__Task statement__
Transcribe every entry word for word, but skip the images.

__Items from a dataset__
————————
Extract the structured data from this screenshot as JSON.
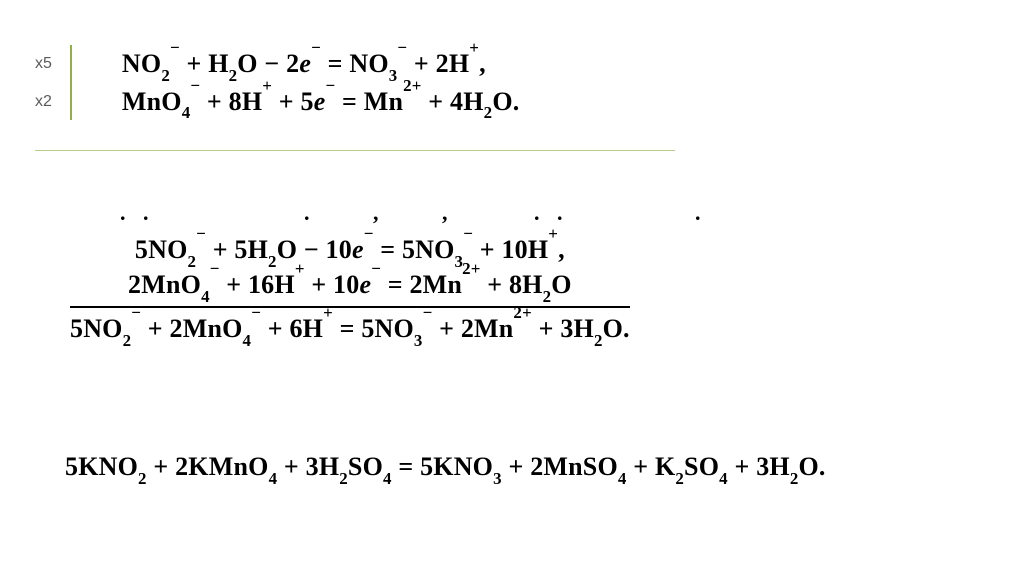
{
  "colors": {
    "bg": "#ffffff",
    "text": "#000000",
    "multiplier_text": "#5b5b5b",
    "accent_rule": "#8fb04a",
    "under_rule": "#b9cf85",
    "sum_rule": "#000000"
  },
  "typography": {
    "equation_family": "Times New Roman",
    "equation_size_pt": 20,
    "equation_weight": 600,
    "multiplier_family": "Arial",
    "multiplier_size_pt": 12
  },
  "half_reactions": {
    "multipliers": [
      "x5",
      "x2"
    ],
    "lines_html": [
      "NO<sub>2</sub><sup>&#8722;</sup>&nbsp;+&nbsp;H<sub>2</sub>O&nbsp;&#8722;&nbsp;2<i>e</i><sup>&#8722;</sup>&nbsp;=&nbsp;NO<sub>3</sub><sup>&#8722;</sup>&nbsp;+&nbsp;2H<sup>+</sup>,",
      "MnO<sub>4</sub><sup>&#8722;</sup>&nbsp;+&nbsp;8H<sup>+</sup>&nbsp;+&nbsp;5<i>e</i><sup>&#8722;</sup>&nbsp;=&nbsp;Mn<sup>2+</sup>&nbsp;+&nbsp;4H<sub>2</sub>O."
    ]
  },
  "fragment_dots": ". .  &nbsp; &nbsp; &nbsp; &nbsp; &nbsp; &nbsp; . &nbsp; &nbsp; , &nbsp; &nbsp; , &nbsp; &nbsp; &nbsp; . . &nbsp; &nbsp; &nbsp; &nbsp; &nbsp; .",
  "combined": {
    "upper_html": [
      "5NO<sub>2</sub><sup>&#8722;</sup>&nbsp;+&nbsp;5H<sub>2</sub>O&nbsp;&#8722;&nbsp;10<i>e</i><sup>&#8722;</sup>&nbsp;=&nbsp;5NO<sub>3</sub><sup>&#8722;</sup>&nbsp;+&nbsp;10H<sup>+</sup>,",
      "2MnO<sub>4</sub><sup>&#8722;</sup>&nbsp;+&nbsp;16H<sup>+</sup>&nbsp;+&nbsp;10<i>e</i><sup>&#8722;</sup>&nbsp;=&nbsp;2Mn<sup>2+</sup>&nbsp;+&nbsp;8H<sub>2</sub>O"
    ],
    "sum_html": "5NO<sub>2</sub><sup>&#8722;</sup>&nbsp;+&nbsp;2MnO<sub>4</sub><sup>&#8722;</sup>&nbsp;+&nbsp;6H<sup>+</sup>&nbsp;=&nbsp;5NO<sub>3</sub><sup>&#8722;</sup>&nbsp;+&nbsp;2Mn<sup>2+</sup>&nbsp;+&nbsp;3H<sub>2</sub>O."
  },
  "final_html": "5KNO<sub>2</sub>&nbsp;+&nbsp;2KMnO<sub>4</sub>&nbsp;+&nbsp;3H<sub>2</sub>SO<sub>4</sub>&nbsp;=&nbsp;5KNO<sub>3</sub>&nbsp;+&nbsp;2MnSO<sub>4</sub>&nbsp;+&nbsp;K<sub>2</sub>SO<sub>4</sub>&nbsp;+&nbsp;3H<sub>2</sub>O."
}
————————
__Answer for this exercise__
Extract the structured data from this screenshot as JSON.
{
  "colors": {
    "bg": "#ffffff",
    "text": "#000000",
    "multiplier_text": "#5b5b5b",
    "accent_rule": "#8fb04a",
    "under_rule": "#b9cf85",
    "sum_rule": "#000000"
  },
  "typography": {
    "equation_family": "Times New Roman",
    "equation_size_pt": 20,
    "equation_weight": 600,
    "multiplier_family": "Arial",
    "multiplier_size_pt": 12
  },
  "half_reactions": {
    "multipliers": [
      "x5",
      "x2"
    ],
    "lines_html": [
      "NO<sub>2</sub><sup>&#8722;</sup>&nbsp;+&nbsp;H<sub>2</sub>O&nbsp;&#8722;&nbsp;2<i>e</i><sup>&#8722;</sup>&nbsp;=&nbsp;NO<sub>3</sub><sup>&#8722;</sup>&nbsp;+&nbsp;2H<sup>+</sup>,",
      "MnO<sub>4</sub><sup>&#8722;</sup>&nbsp;+&nbsp;8H<sup>+</sup>&nbsp;+&nbsp;5<i>e</i><sup>&#8722;</sup>&nbsp;=&nbsp;Mn<sup>2+</sup>&nbsp;+&nbsp;4H<sub>2</sub>O."
    ]
  },
  "fragment_dots": ". .  &nbsp; &nbsp; &nbsp; &nbsp; &nbsp; &nbsp; . &nbsp; &nbsp; , &nbsp; &nbsp; , &nbsp; &nbsp; &nbsp; . . &nbsp; &nbsp; &nbsp; &nbsp; &nbsp; .",
  "combined": {
    "upper_html": [
      "5NO<sub>2</sub><sup>&#8722;</sup>&nbsp;+&nbsp;5H<sub>2</sub>O&nbsp;&#8722;&nbsp;10<i>e</i><sup>&#8722;</sup>&nbsp;=&nbsp;5NO<sub>3</sub><sup>&#8722;</sup>&nbsp;+&nbsp;10H<sup>+</sup>,",
      "2MnO<sub>4</sub><sup>&#8722;</sup>&nbsp;+&nbsp;16H<sup>+</sup>&nbsp;+&nbsp;10<i>e</i><sup>&#8722;</sup>&nbsp;=&nbsp;2Mn<sup>2+</sup>&nbsp;+&nbsp;8H<sub>2</sub>O"
    ],
    "sum_html": "5NO<sub>2</sub><sup>&#8722;</sup>&nbsp;+&nbsp;2MnO<sub>4</sub><sup>&#8722;</sup>&nbsp;+&nbsp;6H<sup>+</sup>&nbsp;=&nbsp;5NO<sub>3</sub><sup>&#8722;</sup>&nbsp;+&nbsp;2Mn<sup>2+</sup>&nbsp;+&nbsp;3H<sub>2</sub>O."
  },
  "final_html": "5KNO<sub>2</sub>&nbsp;+&nbsp;2KMnO<sub>4</sub>&nbsp;+&nbsp;3H<sub>2</sub>SO<sub>4</sub>&nbsp;=&nbsp;5KNO<sub>3</sub>&nbsp;+&nbsp;2MnSO<sub>4</sub>&nbsp;+&nbsp;K<sub>2</sub>SO<sub>4</sub>&nbsp;+&nbsp;3H<sub>2</sub>O."
}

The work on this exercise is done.